Recorded data:
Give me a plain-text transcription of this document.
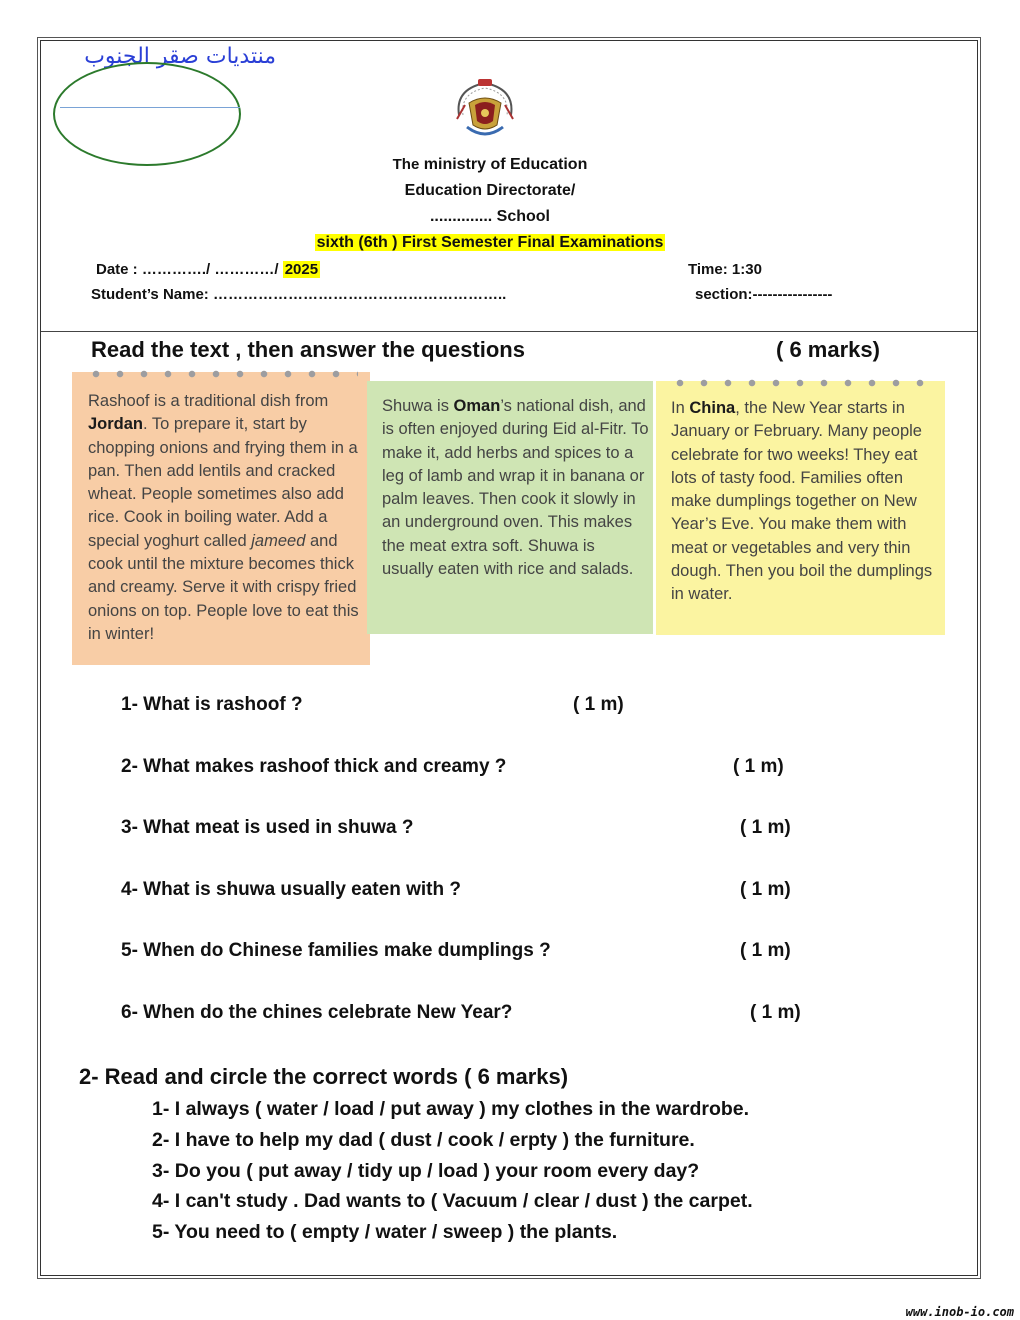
منتديات صقر الجنوب
The ministry of Education
Education Directorate/
.............. School
sixth (6th ) First Semester Final Examinations
Date : …………./ …………/ 2025	Time: 1:30
Student’s Name: …………………………………………………..	section:----------------
Read the text , then answer the questions	( 6 marks)
Rashoof is a traditional dish from Jordan. To prepare it, start by chopping onions and frying them in a pan. Then add lentils and cracked wheat. People sometimes also add rice. Cook in boiling water. Add a special yoghurt called jameed and cook until the mixture becomes thick and creamy. Serve it with crispy fried onions on top. People love to eat this in winter!
Shuwa is Oman’s national dish, and is often enjoyed during Eid al-Fitr. To make it, add herbs and spices to a leg of lamb and wrap it in banana or palm leaves. Then cook it slowly in an underground oven. This makes the meat extra soft. Shuwa is usually eaten with rice and salads.
In China, the New Year starts in January or February. Many people celebrate for two weeks! They eat lots of tasty food. Families often make dumplings together on New Year’s Eve. You make them with meat or vegetables and very thin dough. Then you boil the dumplings in water.
1- What is rashoof ?	( 1 m)
2- What makes rashoof thick and creamy ?	( 1 m)
3- What meat is used in shuwa ?	( 1 m)
4- What is shuwa usually eaten with ?	( 1 m)
5- When do Chinese families make dumplings ?	( 1 m)
6- When do the chines celebrate New Year?	( 1 m)
2- Read and circle the correct words ( 6 marks)
1- I always ( water / load / put away ) my clothes in the wardrobe.
2- I have to help my dad ( dust / cook / erpty ) the furniture.
3- Do you ( put away / tidy up / load ) your room every day?
4- I can't study . Dad wants to ( Vacuum / clear / dust ) the carpet.
5- You need to ( empty / water / sweep ) the plants.
www.inob-io.com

→ **SET TASK**: Collect each line above holding the string "away".

→ **COMPLETE ANSWER**:
1- I always ( water / load / put away ) my clothes in the wardrobe.
3- Do you ( put away / tidy up / load ) your room every day?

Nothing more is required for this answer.